Part of a data file:

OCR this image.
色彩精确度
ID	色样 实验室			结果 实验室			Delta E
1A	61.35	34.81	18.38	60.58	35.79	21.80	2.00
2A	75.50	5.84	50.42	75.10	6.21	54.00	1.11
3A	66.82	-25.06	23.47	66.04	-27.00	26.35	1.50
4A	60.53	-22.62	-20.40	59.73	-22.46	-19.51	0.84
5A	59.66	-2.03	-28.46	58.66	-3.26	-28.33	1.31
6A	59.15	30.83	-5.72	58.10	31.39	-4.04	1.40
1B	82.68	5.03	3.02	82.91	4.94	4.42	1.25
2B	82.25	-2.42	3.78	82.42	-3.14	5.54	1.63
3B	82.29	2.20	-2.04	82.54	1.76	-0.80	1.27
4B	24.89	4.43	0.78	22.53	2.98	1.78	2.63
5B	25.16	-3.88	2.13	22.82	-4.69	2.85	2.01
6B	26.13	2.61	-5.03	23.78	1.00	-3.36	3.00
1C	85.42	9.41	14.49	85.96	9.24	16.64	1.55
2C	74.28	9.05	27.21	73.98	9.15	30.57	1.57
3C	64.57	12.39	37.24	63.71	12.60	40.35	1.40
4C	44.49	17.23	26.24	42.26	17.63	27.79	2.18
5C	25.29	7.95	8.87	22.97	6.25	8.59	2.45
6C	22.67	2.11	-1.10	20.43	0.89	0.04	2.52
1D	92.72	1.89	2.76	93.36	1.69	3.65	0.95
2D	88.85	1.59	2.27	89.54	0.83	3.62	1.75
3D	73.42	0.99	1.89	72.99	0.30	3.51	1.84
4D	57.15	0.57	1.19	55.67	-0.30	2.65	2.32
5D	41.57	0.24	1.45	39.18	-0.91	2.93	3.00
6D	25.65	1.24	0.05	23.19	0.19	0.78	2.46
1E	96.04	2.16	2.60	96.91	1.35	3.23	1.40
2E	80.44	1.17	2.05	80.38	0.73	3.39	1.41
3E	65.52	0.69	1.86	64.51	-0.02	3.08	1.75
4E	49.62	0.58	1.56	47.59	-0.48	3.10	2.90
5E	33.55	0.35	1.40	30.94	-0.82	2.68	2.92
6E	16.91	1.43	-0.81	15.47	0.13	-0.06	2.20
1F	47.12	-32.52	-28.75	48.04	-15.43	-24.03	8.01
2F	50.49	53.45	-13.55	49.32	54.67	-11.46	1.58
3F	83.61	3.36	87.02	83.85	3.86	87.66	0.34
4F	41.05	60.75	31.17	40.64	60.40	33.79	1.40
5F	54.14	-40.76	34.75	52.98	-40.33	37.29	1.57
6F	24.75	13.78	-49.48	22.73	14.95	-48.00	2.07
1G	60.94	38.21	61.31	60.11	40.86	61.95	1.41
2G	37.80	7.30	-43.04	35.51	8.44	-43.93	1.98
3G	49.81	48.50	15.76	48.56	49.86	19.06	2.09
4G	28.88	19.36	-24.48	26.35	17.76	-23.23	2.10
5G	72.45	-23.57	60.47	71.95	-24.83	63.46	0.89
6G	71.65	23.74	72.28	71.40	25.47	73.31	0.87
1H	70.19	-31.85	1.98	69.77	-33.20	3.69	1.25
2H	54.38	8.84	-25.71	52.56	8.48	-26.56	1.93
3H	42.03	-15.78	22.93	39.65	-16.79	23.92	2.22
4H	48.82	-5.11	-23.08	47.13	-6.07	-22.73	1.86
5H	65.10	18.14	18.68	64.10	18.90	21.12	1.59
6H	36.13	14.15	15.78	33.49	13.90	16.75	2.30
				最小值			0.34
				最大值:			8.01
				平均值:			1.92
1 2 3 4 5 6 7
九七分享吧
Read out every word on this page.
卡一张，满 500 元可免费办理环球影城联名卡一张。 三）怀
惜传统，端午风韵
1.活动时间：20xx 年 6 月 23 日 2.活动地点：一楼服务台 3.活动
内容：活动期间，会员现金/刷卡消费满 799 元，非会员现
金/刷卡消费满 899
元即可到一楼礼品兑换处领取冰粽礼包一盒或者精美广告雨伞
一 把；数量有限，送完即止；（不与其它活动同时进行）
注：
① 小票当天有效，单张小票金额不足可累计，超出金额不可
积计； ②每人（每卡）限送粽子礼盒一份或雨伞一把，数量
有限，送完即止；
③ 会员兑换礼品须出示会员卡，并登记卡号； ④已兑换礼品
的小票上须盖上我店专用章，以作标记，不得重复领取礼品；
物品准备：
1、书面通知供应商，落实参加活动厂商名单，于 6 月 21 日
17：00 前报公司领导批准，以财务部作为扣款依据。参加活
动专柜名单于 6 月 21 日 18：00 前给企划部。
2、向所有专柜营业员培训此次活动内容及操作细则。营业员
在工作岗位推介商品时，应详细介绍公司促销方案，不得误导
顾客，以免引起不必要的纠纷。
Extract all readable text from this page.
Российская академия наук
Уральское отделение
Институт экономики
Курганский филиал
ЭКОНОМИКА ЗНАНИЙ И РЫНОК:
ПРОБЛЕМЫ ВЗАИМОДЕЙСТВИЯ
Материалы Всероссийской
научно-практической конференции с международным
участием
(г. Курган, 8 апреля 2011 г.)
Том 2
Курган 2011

▶ [Goal]: Repeat the material above exactly.

▶ [Answer for the task]:
OCR this image.
色彩精确度
ID	色样 实验室			结果 实验室			Delta E
1A	61.35	34.81	18.38	60.58	35.79	21.80	2.00
2A	75.50	5.84	50.42	75.10	6.21	54.00	1.11
3A	66.82	-25.06	23.47	66.04	-27.00	26.35	1.50
4A	60.53	-22.62	-20.40	59.73	-22.46	-19.51	0.84
5A	59.66	-2.03	-28.46	58.66	-3.26	-28.33	1.31
6A	59.15	30.83	-5.72	58.10	31.39	-4.04	1.40
1B	82.68	5.03	3.02	82.91	4.94	4.42	1.25
2B	82.25	-2.42	3.78	82.42	-3.14	5.54	1.63
3B	82.29	2.20	-2.04	82.54	1.76	-0.80	1.27
4B	24.89	4.43	0.78	22.53	2.98	1.78	2.63
5B	25.16	-3.88	2.13	22.82	-4.69	2.85	2.01
6B	26.13	2.61	-5.03	23.78	1.00	-3.36	3.00
1C	85.42	9.41	14.49	85.96	9.24	16.64	1.55
2C	74.28	9.05	27.21	73.98	9.15	30.57	1.57
3C	64.57	12.39	37.24	63.71	12.60	40.35	1.40
4C	44.49	17.23	26.24	42.26	17.63	27.79	2.18
5C	25.29	7.95	8.87	22.97	6.25	8.59	2.45
6C	22.67	2.11	-1.10	20.43	0.89	0.04	2.52
1D	92.72	1.89	2.76	93.36	1.69	3.65	0.95
2D	88.85	1.59	2.27	89.54	0.83	3.62	1.75
3D	73.42	0.99	1.89	72.99	0.30	3.51	1.84
4D	57.15	0.57	1.19	55.67	-0.30	2.65	2.32
5D	41.57	0.24	1.45	39.18	-0.91	2.93	3.00
6D	25.65	1.24	0.05	23.19	0.19	0.78	2.46
1E	96.04	2.16	2.60	96.91	1.35	3.23	1.40
2E	80.44	1.17	2.05	80.38	0.73	3.39	1.41
3E	65.52	0.69	1.86	64.51	-0.02	3.08	1.75
4E	49.62	0.58	1.56	47.59	-0.48	3.10	2.90
5E	33.55	0.35	1.40	30.94	-0.82	2.68	2.92
6E	16.91	1.43	-0.81	15.47	0.13	-0.06	2.20
1F	47.12	-32.52	-28.75	48.04	-15.43	-24.03	8.01
2F	50.49	53.45	-13.55	49.32	54.67	-11.46	1.58
3F	83.61	3.36	87.02	83.85	3.86	87.66	0.34
4F	41.05	60.75	31.17	40.64	60.40	33.79	1.40
5F	54.14	-40.76	34.75	52.98	-40.33	37.29	1.57
6F	24.75	13.78	-49.48	22.73	14.95	-48.00	2.07
1G	60.94	38.21	61.31	60.11	40.86	61.95	1.41
2G	37.80	7.30	-43.04	35.51	8.44	-43.93	1.98
3G	49.81	48.50	15.76	48.56	49.86	19.06	2.09
4G	28.88	19.36	-24.48	26.35	17.76	-23.23	2.10
5G	72.45	-23.57	60.47	71.95	-24.83	63.46	0.89
6G	71.65	23.74	72.28	71.40	25.47	73.31	0.87
1H	70.19	-31.85	1.98	69.77	-33.20	3.69	1.25
2H	54.38	8.84	-25.71	52.56	8.48	-26.56	1.93
3H	42.03	-15.78	22.93	39.65	-16.79	23.92	2.22
4H	48.82	-5.11	-23.08	47.13	-6.07	-22.73	1.86
5H	65.10	18.14	18.68	64.10	18.90	21.12	1.59
6H	36.13	14.15	15.78	33.49	13.90	16.75	2.30
				最小值			0.34
				最大值:			8.01
				平均值:			1.92
1 2 3 4 5 6 7
九七分享吧
Read out every word on this page.
卡一张，满 500 元可免费办理环球影城联名卡一张。 三）怀
惜传统，端午风韵
1.活动时间：20xx 年 6 月 23 日 2.活动地点：一楼服务台 3.活动
内容：活动期间，会员现金/刷卡消费满 799 元，非会员现
金/刷卡消费满 899
元即可到一楼礼品兑换处领取冰粽礼包一盒或者精美广告雨伞
一 把；数量有限，送完即止；（不与其它活动同时进行）
注：
① 小票当天有效，单张小票金额不足可累计，超出金额不可
积计； ②每人（每卡）限送粽子礼盒一份或雨伞一把，数量
有限，送完即止；
③ 会员兑换礼品须出示会员卡，并登记卡号； ④已兑换礼品
的小票上须盖上我店专用章，以作标记，不得重复领取礼品；
物品准备：
1、书面通知供应商，落实参加活动厂商名单，于 6 月 21 日
17：00 前报公司领导批准，以财务部作为扣款依据。参加活
动专柜名单于 6 月 21 日 18：00 前给企划部。
2、向所有专柜营业员培训此次活动内容及操作细则。营业员
在工作岗位推介商品时，应详细介绍公司促销方案，不得误导
顾客，以免引起不必要的纠纷。
Extract all readable text from this page.
Российская академия наук
Уральское отделение
Институт экономики
Курганский филиал
ЭКОНОМИКА ЗНАНИЙ И РЫНОК:
ПРОБЛЕМЫ ВЗАИМОДЕЙСТВИЯ
Материалы Всероссийской
научно-практической конференции с международным
участием
(г. Курган, 8 апреля 2011 г.)
Том 2
Курган 2011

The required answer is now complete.